- TASK TO CARRY OUT:
Print all of the lines exactly. Any picture among them stays out.

═══

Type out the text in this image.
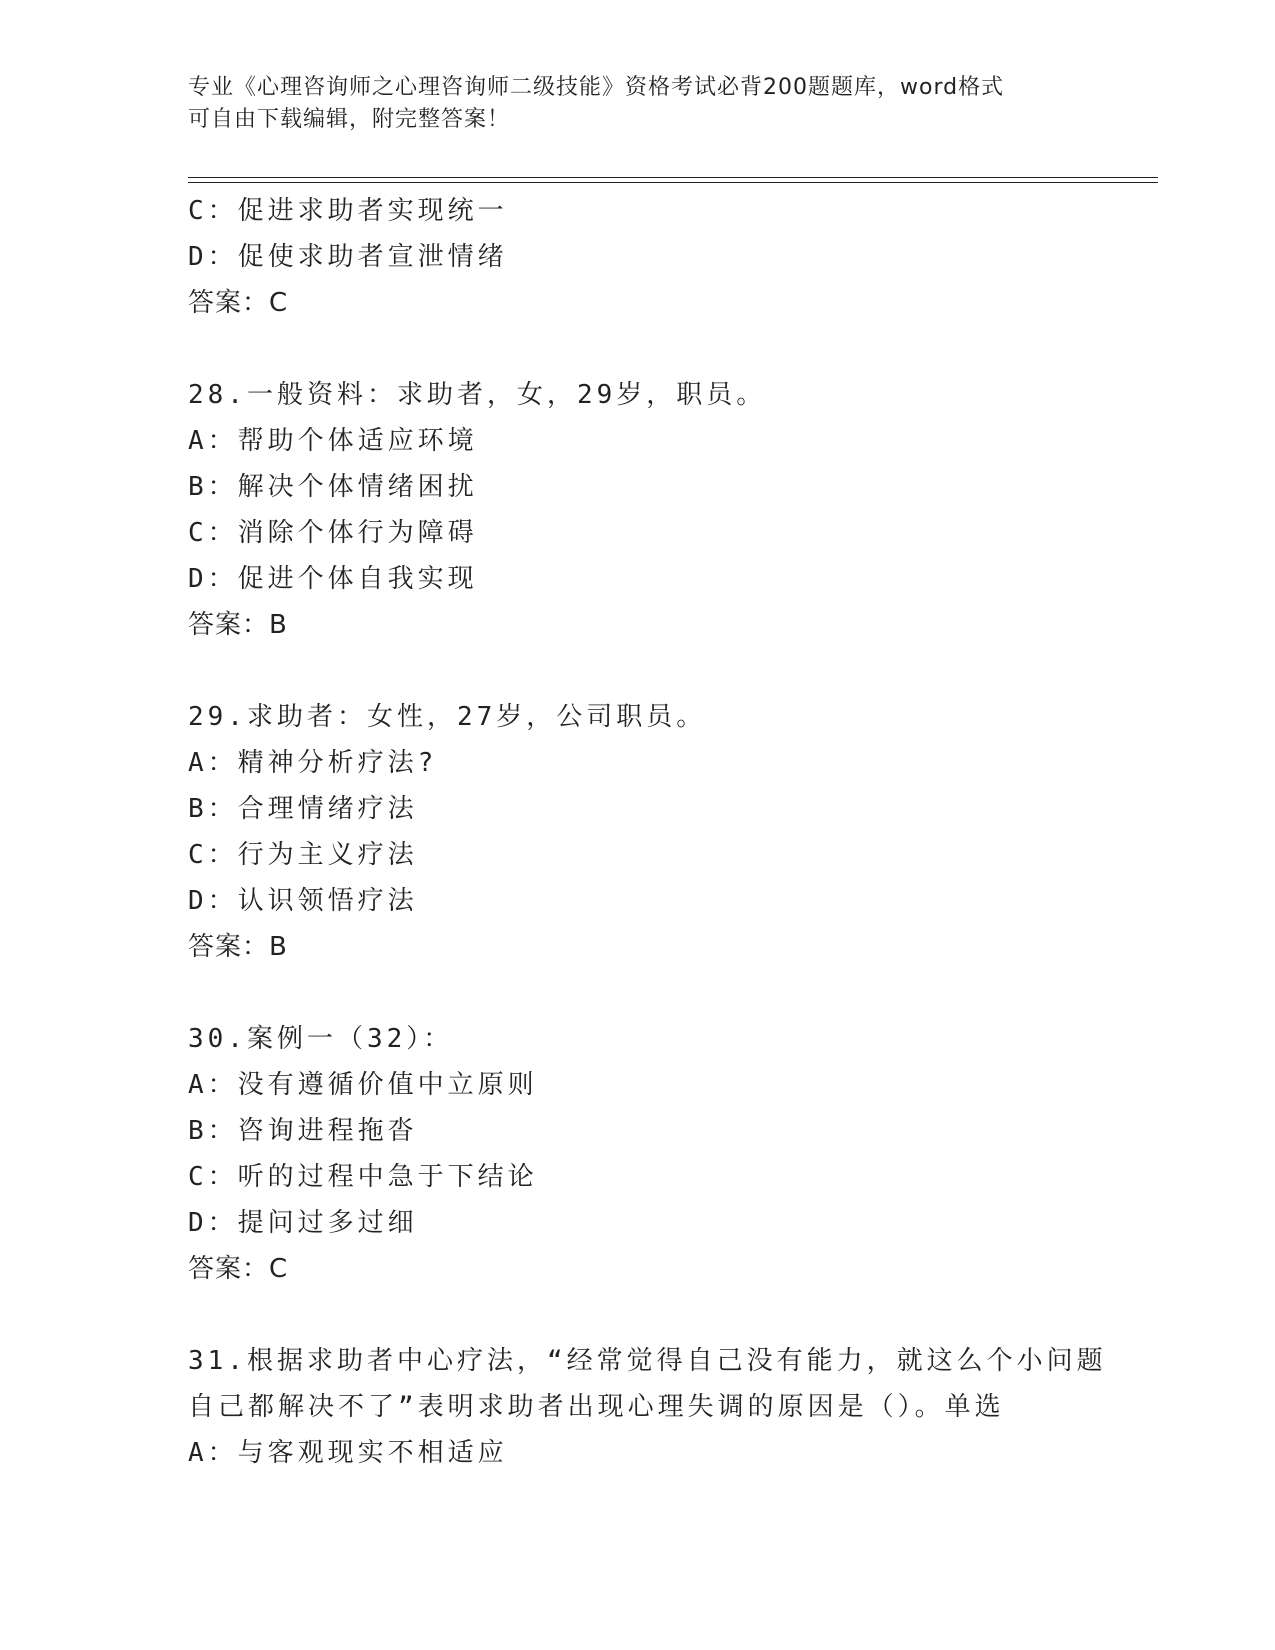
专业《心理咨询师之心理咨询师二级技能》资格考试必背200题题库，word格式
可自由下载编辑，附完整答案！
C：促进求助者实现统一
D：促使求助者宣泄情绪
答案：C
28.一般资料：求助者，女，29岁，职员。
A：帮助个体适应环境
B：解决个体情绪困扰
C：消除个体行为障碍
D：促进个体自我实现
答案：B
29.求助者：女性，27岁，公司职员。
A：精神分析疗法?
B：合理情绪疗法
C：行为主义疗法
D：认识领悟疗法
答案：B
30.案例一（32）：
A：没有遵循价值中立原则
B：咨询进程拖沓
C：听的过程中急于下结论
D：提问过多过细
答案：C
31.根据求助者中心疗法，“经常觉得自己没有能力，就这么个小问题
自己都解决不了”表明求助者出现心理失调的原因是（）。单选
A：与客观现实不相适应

═══

- SOLUTION:
Type out the text in this image.
专业《心理咨询师之心理咨询师二级技能》资格考试必背200题题库，word格式
可自由下载编辑，附完整答案！
C：促进求助者实现统一
D：促使求助者宣泄情绪
答案：C
28.一般资料：求助者，女，29岁，职员。
A：帮助个体适应环境
B：解决个体情绪困扰
C：消除个体行为障碍
D：促进个体自我实现
答案：B
29.求助者：女性，27岁，公司职员。
A：精神分析疗法?
B：合理情绪疗法
C：行为主义疗法
D：认识领悟疗法
答案：B
30.案例一（32）：
A：没有遵循价值中立原则
B：咨询进程拖沓
C：听的过程中急于下结论
D：提问过多过细
答案：C
31.根据求助者中心疗法，“经常觉得自己没有能力，就这么个小问题
自己都解决不了”表明求助者出现心理失调的原因是（）。单选
A：与客观现实不相适应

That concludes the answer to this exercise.